Stored data:
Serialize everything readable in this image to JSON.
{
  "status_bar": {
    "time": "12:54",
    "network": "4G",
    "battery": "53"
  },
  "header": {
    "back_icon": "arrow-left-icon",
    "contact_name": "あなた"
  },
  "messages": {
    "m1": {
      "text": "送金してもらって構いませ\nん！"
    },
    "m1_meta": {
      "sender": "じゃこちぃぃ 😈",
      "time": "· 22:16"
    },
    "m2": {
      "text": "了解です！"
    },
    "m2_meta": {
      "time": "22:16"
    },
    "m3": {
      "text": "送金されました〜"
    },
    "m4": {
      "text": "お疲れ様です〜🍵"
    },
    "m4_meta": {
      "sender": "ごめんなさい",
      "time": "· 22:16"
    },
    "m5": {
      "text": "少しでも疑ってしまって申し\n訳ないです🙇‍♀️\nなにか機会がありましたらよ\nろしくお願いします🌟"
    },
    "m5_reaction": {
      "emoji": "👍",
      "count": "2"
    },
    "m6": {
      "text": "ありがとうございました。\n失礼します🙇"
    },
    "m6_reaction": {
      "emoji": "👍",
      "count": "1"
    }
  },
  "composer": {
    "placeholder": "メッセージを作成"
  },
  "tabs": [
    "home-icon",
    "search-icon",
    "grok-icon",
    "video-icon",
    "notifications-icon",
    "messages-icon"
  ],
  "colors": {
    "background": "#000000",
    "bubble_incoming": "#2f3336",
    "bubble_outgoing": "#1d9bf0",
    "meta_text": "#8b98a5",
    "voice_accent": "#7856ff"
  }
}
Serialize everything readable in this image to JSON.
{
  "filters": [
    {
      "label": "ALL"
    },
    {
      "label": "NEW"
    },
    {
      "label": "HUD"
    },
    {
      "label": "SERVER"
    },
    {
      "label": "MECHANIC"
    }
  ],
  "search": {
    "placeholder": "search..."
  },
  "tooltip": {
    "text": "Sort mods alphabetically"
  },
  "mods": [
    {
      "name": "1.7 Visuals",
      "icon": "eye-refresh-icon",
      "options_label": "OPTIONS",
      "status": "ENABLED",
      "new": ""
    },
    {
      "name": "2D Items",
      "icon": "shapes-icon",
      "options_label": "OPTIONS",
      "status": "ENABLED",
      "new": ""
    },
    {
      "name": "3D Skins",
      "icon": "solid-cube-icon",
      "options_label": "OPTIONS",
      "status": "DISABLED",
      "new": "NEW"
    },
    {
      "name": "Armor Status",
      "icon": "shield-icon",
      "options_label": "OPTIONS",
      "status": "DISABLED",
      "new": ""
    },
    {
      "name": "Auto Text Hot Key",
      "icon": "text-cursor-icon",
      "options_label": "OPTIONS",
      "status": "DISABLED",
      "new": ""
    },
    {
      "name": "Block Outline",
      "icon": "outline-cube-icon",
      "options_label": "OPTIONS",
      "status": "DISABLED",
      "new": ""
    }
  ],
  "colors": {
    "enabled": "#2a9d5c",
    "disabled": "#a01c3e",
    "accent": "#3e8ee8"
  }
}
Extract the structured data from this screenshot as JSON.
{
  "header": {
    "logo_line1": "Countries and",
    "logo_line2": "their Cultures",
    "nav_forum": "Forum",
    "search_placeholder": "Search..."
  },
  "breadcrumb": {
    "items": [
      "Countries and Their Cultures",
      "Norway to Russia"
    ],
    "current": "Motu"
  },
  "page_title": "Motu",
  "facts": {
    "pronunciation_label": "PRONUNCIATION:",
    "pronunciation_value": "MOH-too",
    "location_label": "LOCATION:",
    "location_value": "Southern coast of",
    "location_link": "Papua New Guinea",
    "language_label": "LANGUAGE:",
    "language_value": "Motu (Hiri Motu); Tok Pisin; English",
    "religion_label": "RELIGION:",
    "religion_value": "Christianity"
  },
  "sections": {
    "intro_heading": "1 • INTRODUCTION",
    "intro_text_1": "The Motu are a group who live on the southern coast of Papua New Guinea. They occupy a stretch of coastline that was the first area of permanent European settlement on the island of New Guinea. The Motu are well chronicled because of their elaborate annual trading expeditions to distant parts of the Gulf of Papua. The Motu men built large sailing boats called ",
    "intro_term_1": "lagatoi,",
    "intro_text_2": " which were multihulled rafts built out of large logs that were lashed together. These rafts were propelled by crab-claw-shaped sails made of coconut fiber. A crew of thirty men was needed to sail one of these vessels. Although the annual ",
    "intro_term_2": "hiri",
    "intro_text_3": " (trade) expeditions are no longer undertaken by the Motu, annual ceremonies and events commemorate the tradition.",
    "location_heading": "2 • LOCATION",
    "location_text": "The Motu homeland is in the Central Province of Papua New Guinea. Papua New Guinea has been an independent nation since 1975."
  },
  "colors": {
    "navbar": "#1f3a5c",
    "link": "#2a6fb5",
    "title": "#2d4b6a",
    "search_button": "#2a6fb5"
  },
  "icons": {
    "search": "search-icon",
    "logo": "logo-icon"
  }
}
==
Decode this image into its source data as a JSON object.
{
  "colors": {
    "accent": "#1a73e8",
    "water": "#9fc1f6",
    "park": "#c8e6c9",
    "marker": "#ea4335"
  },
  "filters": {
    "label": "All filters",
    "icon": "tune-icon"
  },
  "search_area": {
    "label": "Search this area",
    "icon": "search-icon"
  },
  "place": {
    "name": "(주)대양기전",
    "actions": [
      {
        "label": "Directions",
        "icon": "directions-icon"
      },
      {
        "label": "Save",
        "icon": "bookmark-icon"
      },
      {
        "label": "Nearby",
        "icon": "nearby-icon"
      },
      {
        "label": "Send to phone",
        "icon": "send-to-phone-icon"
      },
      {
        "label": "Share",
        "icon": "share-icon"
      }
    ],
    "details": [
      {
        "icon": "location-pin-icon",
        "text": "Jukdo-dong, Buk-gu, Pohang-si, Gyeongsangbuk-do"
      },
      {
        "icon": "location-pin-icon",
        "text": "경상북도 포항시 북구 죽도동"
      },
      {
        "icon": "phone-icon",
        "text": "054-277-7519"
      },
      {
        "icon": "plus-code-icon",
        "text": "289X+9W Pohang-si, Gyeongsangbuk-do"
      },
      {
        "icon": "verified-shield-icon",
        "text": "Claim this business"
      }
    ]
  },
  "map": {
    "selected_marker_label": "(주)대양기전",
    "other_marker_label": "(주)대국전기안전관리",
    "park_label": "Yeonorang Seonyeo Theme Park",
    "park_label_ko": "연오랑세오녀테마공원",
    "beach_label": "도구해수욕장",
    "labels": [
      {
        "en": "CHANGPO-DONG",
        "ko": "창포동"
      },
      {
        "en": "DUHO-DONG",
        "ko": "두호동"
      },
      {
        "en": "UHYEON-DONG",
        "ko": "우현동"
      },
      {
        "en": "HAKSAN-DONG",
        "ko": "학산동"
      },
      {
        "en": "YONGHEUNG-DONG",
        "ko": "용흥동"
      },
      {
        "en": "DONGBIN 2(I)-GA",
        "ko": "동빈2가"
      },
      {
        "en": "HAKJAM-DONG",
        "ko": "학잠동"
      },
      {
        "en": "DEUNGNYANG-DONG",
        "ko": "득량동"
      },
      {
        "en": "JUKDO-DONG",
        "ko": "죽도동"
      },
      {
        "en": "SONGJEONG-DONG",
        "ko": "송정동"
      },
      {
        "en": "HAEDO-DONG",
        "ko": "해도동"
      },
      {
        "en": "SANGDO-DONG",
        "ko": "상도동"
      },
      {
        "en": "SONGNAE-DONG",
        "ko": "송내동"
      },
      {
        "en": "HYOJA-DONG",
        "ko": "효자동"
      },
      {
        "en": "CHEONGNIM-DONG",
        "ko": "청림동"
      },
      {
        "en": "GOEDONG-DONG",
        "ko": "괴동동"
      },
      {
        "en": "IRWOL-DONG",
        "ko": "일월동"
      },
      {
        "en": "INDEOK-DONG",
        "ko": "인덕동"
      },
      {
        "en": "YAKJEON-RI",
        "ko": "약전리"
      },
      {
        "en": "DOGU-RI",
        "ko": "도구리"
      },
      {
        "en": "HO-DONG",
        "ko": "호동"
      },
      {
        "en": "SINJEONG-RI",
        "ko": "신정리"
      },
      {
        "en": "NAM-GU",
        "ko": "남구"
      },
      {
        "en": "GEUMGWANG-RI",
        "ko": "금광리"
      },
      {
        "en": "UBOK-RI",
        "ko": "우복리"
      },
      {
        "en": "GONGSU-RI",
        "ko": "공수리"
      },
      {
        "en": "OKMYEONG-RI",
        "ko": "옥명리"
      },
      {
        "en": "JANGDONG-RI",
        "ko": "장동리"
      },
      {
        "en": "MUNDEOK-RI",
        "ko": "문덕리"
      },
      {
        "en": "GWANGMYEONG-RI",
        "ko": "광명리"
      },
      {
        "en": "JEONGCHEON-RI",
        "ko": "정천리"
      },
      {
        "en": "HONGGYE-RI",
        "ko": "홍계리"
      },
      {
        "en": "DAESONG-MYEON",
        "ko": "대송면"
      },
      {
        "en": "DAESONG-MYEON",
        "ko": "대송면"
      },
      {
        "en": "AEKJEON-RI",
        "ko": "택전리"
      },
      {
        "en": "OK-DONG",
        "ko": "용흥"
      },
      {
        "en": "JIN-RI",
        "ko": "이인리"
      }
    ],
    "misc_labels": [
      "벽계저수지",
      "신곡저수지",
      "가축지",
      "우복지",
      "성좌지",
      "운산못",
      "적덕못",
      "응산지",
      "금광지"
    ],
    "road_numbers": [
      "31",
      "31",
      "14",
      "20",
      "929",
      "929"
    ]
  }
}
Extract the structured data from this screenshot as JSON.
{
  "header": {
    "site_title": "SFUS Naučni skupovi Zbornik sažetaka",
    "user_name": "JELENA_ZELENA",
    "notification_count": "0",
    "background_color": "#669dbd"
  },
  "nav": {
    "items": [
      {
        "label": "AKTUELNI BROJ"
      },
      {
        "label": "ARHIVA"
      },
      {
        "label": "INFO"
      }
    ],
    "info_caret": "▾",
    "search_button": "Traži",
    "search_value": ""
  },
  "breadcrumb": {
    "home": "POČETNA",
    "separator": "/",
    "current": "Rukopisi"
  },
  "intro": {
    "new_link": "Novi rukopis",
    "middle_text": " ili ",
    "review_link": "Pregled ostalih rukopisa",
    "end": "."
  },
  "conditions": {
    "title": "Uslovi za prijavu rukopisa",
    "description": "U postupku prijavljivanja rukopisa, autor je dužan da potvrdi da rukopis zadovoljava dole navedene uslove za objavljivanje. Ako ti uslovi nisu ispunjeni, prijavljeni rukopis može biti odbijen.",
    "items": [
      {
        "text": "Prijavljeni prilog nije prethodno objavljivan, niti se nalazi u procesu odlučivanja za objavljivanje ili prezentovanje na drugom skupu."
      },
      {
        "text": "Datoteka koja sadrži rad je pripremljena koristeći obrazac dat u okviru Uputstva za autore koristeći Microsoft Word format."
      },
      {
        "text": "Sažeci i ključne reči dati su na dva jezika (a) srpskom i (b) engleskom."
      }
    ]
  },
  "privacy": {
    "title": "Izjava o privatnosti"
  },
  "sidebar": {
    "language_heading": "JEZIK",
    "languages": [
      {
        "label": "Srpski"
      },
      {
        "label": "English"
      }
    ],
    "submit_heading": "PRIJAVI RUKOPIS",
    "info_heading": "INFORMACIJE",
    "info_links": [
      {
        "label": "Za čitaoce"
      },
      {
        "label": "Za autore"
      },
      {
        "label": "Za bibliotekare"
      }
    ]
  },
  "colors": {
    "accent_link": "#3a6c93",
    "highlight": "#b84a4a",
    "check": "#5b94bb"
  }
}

» **What needs to be done**
Show all lines from the records above where the word "coast" occurs.

» **Reply**
    "location_value": "Southern coast of",
    "intro_text_1": "The Motu are a group who live on the southern coast of Papua New Guinea. They occupy a stretch of coastline that was the first area of permanent European settlement on the island of New Guinea. The Motu are well chronicled because of their elaborate annual trading expeditions to distant parts of the Gulf of Papua. The Motu men built large sailing boats called ",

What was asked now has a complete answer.